→ **Stated task**
Return each line of the records holding the string "اطلاعات".

→ **Given information**

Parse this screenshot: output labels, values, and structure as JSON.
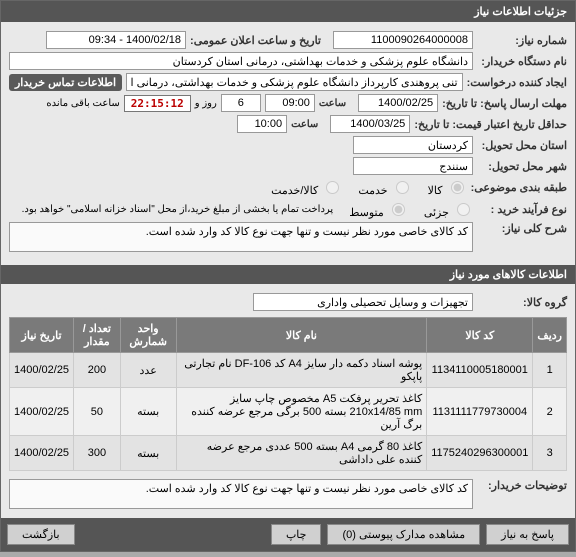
{
  "panel": {
    "title": "جزئیات اطلاعات نیاز"
  },
  "header": {
    "need_no_label": "شماره نیاز:",
    "need_no": "1100090264000008",
    "announce_label": "تاریخ و ساعت اعلان عمومی:",
    "announce": "1400/02/18 - 09:34",
    "buyer_label": "نام دستگاه خریدار:",
    "buyer": "دانشگاه علوم پزشکی و خدمات بهداشتی، درمانی استان کردستان",
    "creator_label": "ایجاد کننده درخواست:",
    "creator": "تنی پروهندی کارپرداز دانشگاه علوم پزشکی و خدمات بهداشتی، درمانی استان",
    "contact_badge": "اطلاعات تماس خریدار",
    "deadline_label": "مهلت ارسال پاسخ: تا تاریخ:",
    "deadline_date": "1400/02/25",
    "time_label": "ساعت",
    "deadline_time": "09:00",
    "days": "6",
    "days_label": "روز و",
    "countdown": "22:15:12",
    "remaining": "ساعت باقی مانده",
    "valid_label": "حداقل تاریخ اعتبار قیمت: تا تاریخ:",
    "valid_date": "1400/03/25",
    "valid_time": "10:00",
    "province_label": "استان محل تحویل:",
    "province": "کردستان",
    "city_label": "شهر محل تحویل:",
    "city": "سنندج",
    "category_label": "طبقه بندی موضوعی:",
    "cat_goods": "کالا",
    "cat_service": "خدمت",
    "cat_goods_service": "کالا/خدمت",
    "process_label": "نوع فرآیند خرید :",
    "proc_low": "جزئی",
    "proc_mid": "متوسط",
    "note": "پرداخت تمام یا بخشی از مبلغ خرید،از محل \"اسناد خزانه اسلامی\" خواهد بود.",
    "need_title_label": "شرح کلی نیاز:",
    "need_title": "کد کالای خاصی مورد نظر نیست و تنها جهت نوع کالا کد وارد شده است."
  },
  "goods": {
    "section": "اطلاعات کالاهای مورد نیاز",
    "group_label": "گروه کالا:",
    "group": "تجهیزات و وسایل تحصیلی واداری",
    "cols": {
      "row": "ردیف",
      "code": "کد کالا",
      "name": "نام کالا",
      "unit": "واحد شمارش",
      "qty": "تعداد / مقدار",
      "date": "تاریخ نیاز"
    },
    "rows": [
      {
        "idx": "1",
        "code": "1134110005180001",
        "name": "پوشه اسناد دکمه دار سایز A4 کد DF-106 نام تجارتی پاپکو",
        "unit": "عدد",
        "qty": "200",
        "date": "1400/02/25"
      },
      {
        "idx": "2",
        "code": "1131111779730004",
        "name": "کاغذ تحریر پرفکت A5 مخصوص چاپ سایز 210x14/85 mm بسته 500 برگی مرجع عرضه کننده برگ آرین",
        "unit": "بسته",
        "qty": "50",
        "date": "1400/02/25"
      },
      {
        "idx": "3",
        "code": "1175240296300001",
        "name": "کاغذ 80 گرمی A4 بسته 500 عددی مرجع عرضه کننده علی داداشی",
        "unit": "بسته",
        "qty": "300",
        "date": "1400/02/25"
      }
    ],
    "buyer_notes_label": "توضیحات خریدار:",
    "buyer_notes": "کد کالای خاصی مورد نظر نیست و تنها جهت نوع کالا کد وارد شده است."
  },
  "footer": {
    "respond": "پاسخ به نیاز",
    "attachments": "مشاهده مدارک پیوستی  (0)",
    "print": "چاپ",
    "back": "بازگشت"
  }
}
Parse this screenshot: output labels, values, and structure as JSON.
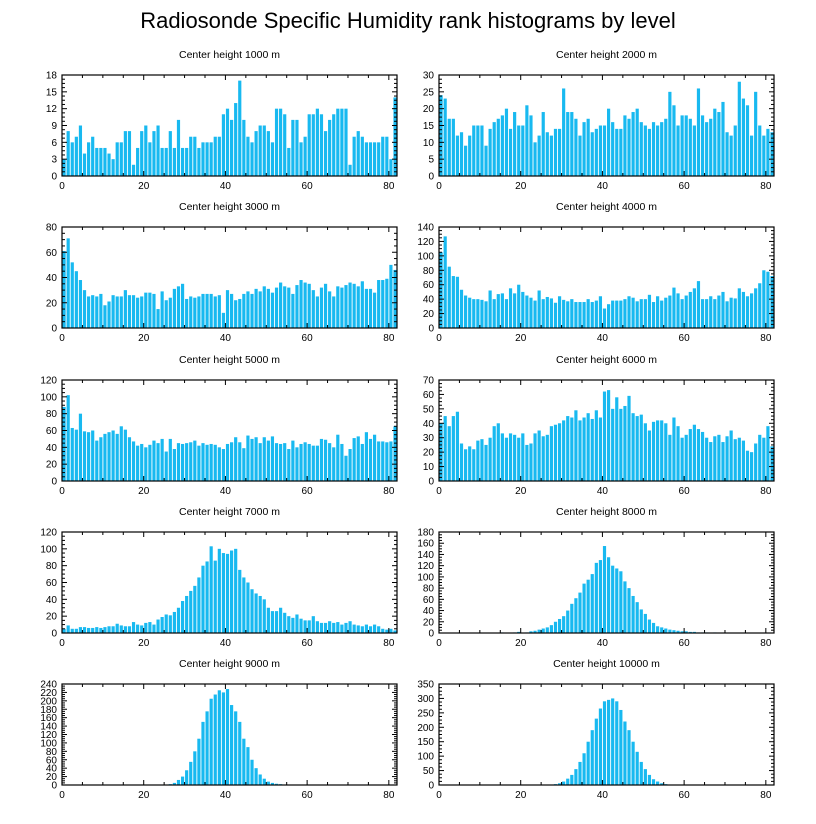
{
  "title": "Radiosonde Specific Humidity rank histograms by level",
  "colors": {
    "bar": "#18b9f0",
    "axis": "#000000"
  },
  "chart_data": [
    {
      "type": "bar",
      "title": "Center height 1000 m",
      "xlim": [
        0,
        82
      ],
      "ylim": [
        0,
        18
      ],
      "xticks": [
        0,
        20,
        40,
        60,
        80
      ],
      "yticks": [
        0,
        3,
        6,
        9,
        12,
        15,
        18
      ],
      "values": [
        3,
        8,
        6,
        7,
        9,
        4,
        6,
        7,
        5,
        5,
        5,
        4,
        3,
        6,
        6,
        8,
        8,
        2,
        5,
        8,
        9,
        6,
        8,
        9,
        5,
        5,
        8,
        5,
        10,
        5,
        5,
        7,
        7,
        5,
        6,
        6,
        6,
        7,
        7,
        11,
        12,
        10,
        13,
        17,
        10,
        7,
        6,
        8,
        9,
        9,
        8,
        6,
        12,
        12,
        11,
        5,
        10,
        10,
        6,
        7,
        11,
        11,
        12,
        11,
        8,
        10,
        11,
        12,
        12,
        12,
        2,
        7,
        8,
        7,
        6,
        6,
        6,
        6,
        7,
        7,
        3,
        14
      ]
    },
    {
      "type": "bar",
      "title": "Center height 2000 m",
      "xlim": [
        0,
        82
      ],
      "ylim": [
        0,
        30
      ],
      "xticks": [
        0,
        20,
        40,
        60,
        80
      ],
      "yticks": [
        0,
        5,
        10,
        15,
        20,
        25,
        30
      ],
      "values": [
        24,
        23,
        17,
        17,
        12,
        13,
        9,
        12,
        15,
        15,
        15,
        9,
        14,
        16,
        17,
        18,
        20,
        14,
        19,
        15,
        15,
        21,
        18,
        10,
        12,
        19,
        13,
        12,
        14,
        14,
        26,
        19,
        19,
        17,
        12,
        16,
        17,
        13,
        14,
        15,
        15,
        20,
        16,
        14,
        14,
        18,
        17,
        19,
        20,
        16,
        15,
        14,
        16,
        15,
        16,
        17,
        25,
        21,
        15,
        18,
        18,
        17,
        15,
        26,
        18,
        16,
        17,
        20,
        19,
        22,
        13,
        12,
        15,
        28,
        23,
        21,
        12,
        25,
        15,
        12,
        14,
        13
      ]
    },
    {
      "type": "bar",
      "title": "Center height 3000 m",
      "xlim": [
        0,
        82
      ],
      "ylim": [
        0,
        80
      ],
      "xticks": [
        0,
        20,
        40,
        60,
        80
      ],
      "yticks": [
        0,
        20,
        40,
        60,
        80
      ],
      "values": [
        61,
        71,
        52,
        45,
        38,
        30,
        25,
        26,
        25,
        27,
        18,
        21,
        26,
        25,
        25,
        30,
        26,
        26,
        24,
        25,
        28,
        28,
        27,
        15,
        29,
        22,
        24,
        31,
        33,
        35,
        23,
        25,
        24,
        25,
        27,
        27,
        27,
        25,
        26,
        12,
        30,
        27,
        22,
        23,
        27,
        29,
        27,
        31,
        29,
        33,
        31,
        28,
        32,
        36,
        33,
        32,
        27,
        34,
        38,
        36,
        35,
        30,
        25,
        32,
        35,
        29,
        25,
        33,
        32,
        34,
        36,
        35,
        33,
        37,
        31,
        31,
        28,
        38,
        38,
        39,
        50,
        46
      ]
    },
    {
      "type": "bar",
      "title": "Center height 4000 m",
      "xlim": [
        0,
        82
      ],
      "ylim": [
        0,
        140
      ],
      "xticks": [
        0,
        20,
        40,
        60,
        80
      ],
      "yticks": [
        0,
        20,
        40,
        60,
        80,
        100,
        120,
        140
      ],
      "values": [
        105,
        127,
        85,
        72,
        71,
        53,
        45,
        42,
        40,
        40,
        39,
        37,
        52,
        40,
        47,
        48,
        40,
        55,
        48,
        60,
        50,
        45,
        42,
        38,
        52,
        40,
        43,
        41,
        35,
        44,
        39,
        37,
        40,
        36,
        36,
        36,
        40,
        36,
        38,
        44,
        27,
        33,
        38,
        38,
        38,
        40,
        44,
        42,
        37,
        40,
        40,
        46,
        36,
        44,
        38,
        42,
        45,
        56,
        48,
        40,
        45,
        50,
        55,
        65,
        40,
        40,
        44,
        40,
        45,
        50,
        37,
        42,
        41,
        55,
        50,
        44,
        48,
        55,
        62,
        80,
        78,
        72
      ]
    },
    {
      "type": "bar",
      "title": "Center height 5000 m",
      "xlim": [
        0,
        82
      ],
      "ylim": [
        0,
        120
      ],
      "xticks": [
        0,
        20,
        40,
        60,
        80
      ],
      "yticks": [
        0,
        20,
        40,
        60,
        80,
        100,
        120
      ],
      "values": [
        88,
        102,
        63,
        61,
        80,
        59,
        58,
        60,
        48,
        52,
        56,
        58,
        60,
        56,
        65,
        61,
        52,
        47,
        42,
        44,
        40,
        43,
        48,
        45,
        50,
        35,
        50,
        38,
        45,
        44,
        45,
        46,
        48,
        42,
        45,
        43,
        44,
        43,
        40,
        38,
        44,
        46,
        52,
        46,
        39,
        54,
        50,
        52,
        45,
        52,
        48,
        53,
        45,
        44,
        45,
        38,
        48,
        40,
        44,
        46,
        44,
        42,
        42,
        50,
        49,
        45,
        40,
        55,
        44,
        30,
        38,
        51,
        53,
        44,
        58,
        50,
        55,
        47,
        47,
        46,
        47,
        65
      ]
    },
    {
      "type": "bar",
      "title": "Center height 6000 m",
      "xlim": [
        0,
        82
      ],
      "ylim": [
        0,
        70
      ],
      "xticks": [
        0,
        20,
        40,
        60,
        80
      ],
      "yticks": [
        0,
        10,
        20,
        30,
        40,
        50,
        60,
        70
      ],
      "values": [
        40,
        45,
        38,
        45,
        48,
        26,
        22,
        24,
        22,
        28,
        29,
        25,
        30,
        38,
        40,
        33,
        30,
        33,
        32,
        30,
        33,
        25,
        26,
        33,
        35,
        31,
        32,
        38,
        39,
        40,
        42,
        45,
        44,
        49,
        42,
        44,
        47,
        43,
        49,
        44,
        62,
        63,
        50,
        58,
        50,
        52,
        59,
        47,
        45,
        46,
        40,
        35,
        41,
        42,
        42,
        40,
        32,
        44,
        38,
        30,
        32,
        36,
        39,
        36,
        34,
        30,
        27,
        31,
        32,
        27,
        31,
        35,
        29,
        30,
        28,
        21,
        20,
        26,
        32,
        30,
        38,
        24
      ]
    },
    {
      "type": "bar",
      "title": "Center height 7000 m",
      "xlim": [
        0,
        82
      ],
      "ylim": [
        0,
        120
      ],
      "xticks": [
        0,
        20,
        40,
        60,
        80
      ],
      "yticks": [
        0,
        20,
        40,
        60,
        80,
        100,
        120
      ],
      "values": [
        5,
        9,
        5,
        5,
        7,
        7,
        6,
        6,
        7,
        6,
        7,
        8,
        8,
        11,
        9,
        8,
        8,
        13,
        10,
        9,
        12,
        13,
        10,
        16,
        19,
        22,
        21,
        25,
        30,
        38,
        44,
        50,
        56,
        66,
        80,
        85,
        103,
        86,
        100,
        95,
        94,
        98,
        100,
        75,
        66,
        60,
        52,
        47,
        44,
        40,
        30,
        26,
        26,
        30,
        24,
        20,
        18,
        22,
        17,
        15,
        15,
        20,
        14,
        12,
        12,
        14,
        12,
        13,
        10,
        12,
        14,
        10,
        9,
        8,
        10,
        8,
        10,
        8,
        5,
        4,
        5,
        3
      ]
    },
    {
      "type": "bar",
      "title": "Center height 8000 m",
      "xlim": [
        0,
        82
      ],
      "ylim": [
        0,
        180
      ],
      "xticks": [
        0,
        20,
        40,
        60,
        80
      ],
      "yticks": [
        0,
        20,
        40,
        60,
        80,
        100,
        120,
        140,
        160,
        180
      ],
      "values": [
        0,
        0,
        0,
        0,
        0,
        0,
        0,
        0,
        0,
        0,
        0,
        0,
        0,
        0,
        0,
        1,
        0,
        0,
        1,
        2,
        0,
        1,
        3,
        4,
        6,
        8,
        10,
        14,
        20,
        25,
        30,
        40,
        52,
        62,
        72,
        88,
        95,
        105,
        125,
        130,
        155,
        135,
        120,
        115,
        110,
        92,
        80,
        66,
        55,
        42,
        34,
        24,
        18,
        12,
        10,
        8,
        6,
        5,
        4,
        3,
        3,
        2,
        2,
        1,
        1,
        1,
        0,
        1,
        0,
        0,
        0,
        0,
        0,
        0,
        0,
        0,
        0,
        0,
        0,
        0,
        0,
        0
      ]
    },
    {
      "type": "bar",
      "title": "Center height 9000 m",
      "xlim": [
        0,
        82
      ],
      "ylim": [
        0,
        240
      ],
      "xticks": [
        0,
        20,
        40,
        60,
        80
      ],
      "yticks": [
        0,
        20,
        40,
        60,
        80,
        100,
        120,
        140,
        160,
        180,
        200,
        220,
        240
      ],
      "values": [
        0,
        0,
        0,
        0,
        0,
        0,
        0,
        0,
        0,
        0,
        0,
        0,
        0,
        0,
        0,
        0,
        0,
        0,
        0,
        0,
        0,
        0,
        0,
        0,
        0,
        1,
        2,
        5,
        12,
        20,
        35,
        55,
        80,
        110,
        150,
        175,
        205,
        215,
        225,
        220,
        228,
        190,
        175,
        150,
        110,
        90,
        60,
        40,
        25,
        15,
        8,
        5,
        3,
        2,
        1,
        1,
        0,
        0,
        0,
        0,
        0,
        0,
        0,
        0,
        0,
        0,
        0,
        0,
        0,
        0,
        0,
        0,
        0,
        0,
        0,
        0,
        0,
        0,
        0,
        0,
        0,
        0
      ]
    },
    {
      "type": "bar",
      "title": "Center height 10000 m",
      "xlim": [
        0,
        82
      ],
      "ylim": [
        0,
        350
      ],
      "xticks": [
        0,
        20,
        40,
        60,
        80
      ],
      "yticks": [
        0,
        50,
        100,
        150,
        200,
        250,
        300,
        350
      ],
      "values": [
        0,
        0,
        0,
        0,
        0,
        0,
        0,
        0,
        0,
        0,
        0,
        0,
        0,
        0,
        0,
        0,
        0,
        0,
        0,
        0,
        0,
        0,
        0,
        0,
        0,
        0,
        0,
        1,
        3,
        6,
        12,
        22,
        35,
        55,
        80,
        110,
        150,
        190,
        230,
        265,
        290,
        295,
        300,
        290,
        260,
        220,
        190,
        150,
        115,
        80,
        55,
        35,
        20,
        12,
        6,
        3,
        1,
        0,
        0,
        0,
        0,
        0,
        0,
        0,
        0,
        0,
        0,
        0,
        0,
        0,
        0,
        0,
        0,
        0,
        0,
        0,
        0,
        0,
        0,
        0,
        0,
        0
      ]
    }
  ]
}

→ **Answer to this exercise**
    "title": "جزئیات اطلاعات نیاز"
    "contact_badge": "اطلاعات تماس خریدار",
    "section": "اطلاعات کالاهای مورد نیاز",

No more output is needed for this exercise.